## [EXERCISE MATERIALS]
════════

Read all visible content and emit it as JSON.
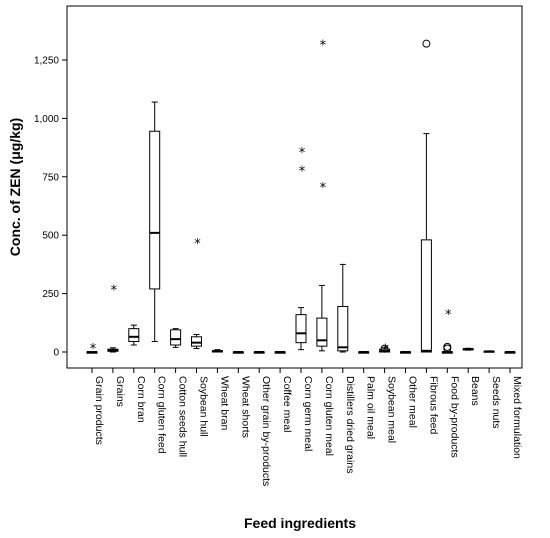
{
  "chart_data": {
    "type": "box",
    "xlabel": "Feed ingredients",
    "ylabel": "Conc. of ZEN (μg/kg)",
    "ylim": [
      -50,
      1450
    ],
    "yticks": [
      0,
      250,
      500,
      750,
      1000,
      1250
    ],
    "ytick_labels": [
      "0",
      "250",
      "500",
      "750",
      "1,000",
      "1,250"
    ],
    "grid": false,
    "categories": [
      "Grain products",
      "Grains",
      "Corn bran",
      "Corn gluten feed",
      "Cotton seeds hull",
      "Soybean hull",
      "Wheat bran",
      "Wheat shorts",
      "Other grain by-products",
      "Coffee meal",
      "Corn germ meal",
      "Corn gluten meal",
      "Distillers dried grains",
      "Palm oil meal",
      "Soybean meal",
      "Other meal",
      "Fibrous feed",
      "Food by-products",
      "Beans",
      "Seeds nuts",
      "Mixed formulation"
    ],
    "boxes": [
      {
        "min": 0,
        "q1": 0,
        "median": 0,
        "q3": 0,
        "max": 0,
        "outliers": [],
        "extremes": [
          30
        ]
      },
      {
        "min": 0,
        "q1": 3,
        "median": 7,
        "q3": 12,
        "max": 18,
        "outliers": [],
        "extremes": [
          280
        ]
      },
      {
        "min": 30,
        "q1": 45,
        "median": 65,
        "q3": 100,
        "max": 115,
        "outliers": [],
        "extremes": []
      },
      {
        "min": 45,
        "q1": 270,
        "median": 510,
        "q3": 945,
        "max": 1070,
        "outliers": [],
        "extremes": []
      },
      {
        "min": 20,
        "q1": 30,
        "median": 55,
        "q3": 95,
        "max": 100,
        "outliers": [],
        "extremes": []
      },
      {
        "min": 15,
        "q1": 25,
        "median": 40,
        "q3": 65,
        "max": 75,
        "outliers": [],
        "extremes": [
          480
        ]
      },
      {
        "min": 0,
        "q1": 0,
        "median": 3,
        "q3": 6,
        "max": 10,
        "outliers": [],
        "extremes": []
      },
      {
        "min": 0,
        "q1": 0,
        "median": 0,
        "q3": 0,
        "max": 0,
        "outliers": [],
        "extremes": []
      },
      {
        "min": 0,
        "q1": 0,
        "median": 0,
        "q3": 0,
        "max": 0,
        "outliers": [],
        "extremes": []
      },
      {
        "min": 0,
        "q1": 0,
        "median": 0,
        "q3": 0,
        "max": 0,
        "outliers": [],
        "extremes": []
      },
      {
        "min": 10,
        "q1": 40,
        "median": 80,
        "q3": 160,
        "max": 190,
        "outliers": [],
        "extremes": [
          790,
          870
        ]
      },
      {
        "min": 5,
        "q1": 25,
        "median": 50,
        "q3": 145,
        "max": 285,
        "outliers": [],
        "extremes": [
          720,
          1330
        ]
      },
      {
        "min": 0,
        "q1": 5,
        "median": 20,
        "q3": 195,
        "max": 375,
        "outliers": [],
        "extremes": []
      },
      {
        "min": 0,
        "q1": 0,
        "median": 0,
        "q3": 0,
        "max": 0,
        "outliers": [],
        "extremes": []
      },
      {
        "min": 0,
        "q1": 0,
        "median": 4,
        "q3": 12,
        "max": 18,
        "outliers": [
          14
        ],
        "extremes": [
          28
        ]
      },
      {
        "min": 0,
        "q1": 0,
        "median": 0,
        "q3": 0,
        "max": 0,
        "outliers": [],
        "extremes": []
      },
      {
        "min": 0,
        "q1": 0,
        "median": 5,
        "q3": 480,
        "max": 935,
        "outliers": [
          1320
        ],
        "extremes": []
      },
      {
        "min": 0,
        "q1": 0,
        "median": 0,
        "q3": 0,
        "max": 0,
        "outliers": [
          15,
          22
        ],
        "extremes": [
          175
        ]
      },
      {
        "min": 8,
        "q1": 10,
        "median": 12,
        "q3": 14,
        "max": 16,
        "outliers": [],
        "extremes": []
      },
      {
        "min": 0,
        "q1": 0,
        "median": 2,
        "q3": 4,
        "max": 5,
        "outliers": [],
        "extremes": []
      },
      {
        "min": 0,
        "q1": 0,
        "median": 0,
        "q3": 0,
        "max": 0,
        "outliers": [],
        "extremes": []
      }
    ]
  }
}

════════

## [WHAT NEEDS TO BE DONE]
Pull out each line holding the string "Corn".

## [EXPECTED OUTPUT]
      "Corn bran",
      "Corn gluten feed",
      "Corn germ meal",
      "Corn gluten meal",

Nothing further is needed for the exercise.